### Job
Below are records to be output exactly, every one of them.

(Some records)
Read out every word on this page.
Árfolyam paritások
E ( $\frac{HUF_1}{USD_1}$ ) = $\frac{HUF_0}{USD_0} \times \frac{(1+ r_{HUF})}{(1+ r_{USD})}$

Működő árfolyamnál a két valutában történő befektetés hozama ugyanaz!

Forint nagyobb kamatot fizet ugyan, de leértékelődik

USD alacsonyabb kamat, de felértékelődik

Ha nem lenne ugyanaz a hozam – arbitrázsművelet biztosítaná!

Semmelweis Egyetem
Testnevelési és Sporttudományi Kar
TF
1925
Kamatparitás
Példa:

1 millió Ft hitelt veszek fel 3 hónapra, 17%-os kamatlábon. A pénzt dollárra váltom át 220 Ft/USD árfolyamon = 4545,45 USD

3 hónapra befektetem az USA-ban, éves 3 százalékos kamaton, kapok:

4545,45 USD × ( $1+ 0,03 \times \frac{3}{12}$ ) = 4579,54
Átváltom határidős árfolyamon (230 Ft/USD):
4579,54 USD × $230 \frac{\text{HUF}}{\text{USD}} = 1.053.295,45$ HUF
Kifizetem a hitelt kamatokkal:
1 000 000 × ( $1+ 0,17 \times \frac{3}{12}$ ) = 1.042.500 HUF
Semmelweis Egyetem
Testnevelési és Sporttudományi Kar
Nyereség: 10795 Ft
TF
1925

### Answer
Read out every word on this page.
Árfolyam paritások
E ( $\frac{HUF_1}{USD_1}$ ) = $\frac{HUF_0}{USD_0} \times \frac{(1+ r_{HUF})}{(1+ r_{USD})}$

Működő árfolyamnál a két valutában történő befektetés hozama ugyanaz!

Forint nagyobb kamatot fizet ugyan, de leértékelődik

USD alacsonyabb kamat, de felértékelődik

Ha nem lenne ugyanaz a hozam – arbitrázsművelet biztosítaná!

Semmelweis Egyetem
Testnevelési és Sporttudományi Kar
TF
1925
Kamatparitás
Példa:

1 millió Ft hitelt veszek fel 3 hónapra, 17%-os kamatlábon. A pénzt dollárra váltom át 220 Ft/USD árfolyamon = 4545,45 USD

3 hónapra befektetem az USA-ban, éves 3 százalékos kamaton, kapok:

4545,45 USD × ( $1+ 0,03 \times \frac{3}{12}$ ) = 4579,54
Átváltom határidős árfolyamon (230 Ft/USD):
4579,54 USD × $230 \frac{\text{HUF}}{\text{USD}} = 1.053.295,45$ HUF
Kifizetem a hitelt kamatokkal:
1 000 000 × ( $1+ 0,17 \times \frac{3}{12}$ ) = 1.042.500 HUF
Semmelweis Egyetem
Testnevelési és Sporttudományi Kar
Nyereség: 10795 Ft
TF
1925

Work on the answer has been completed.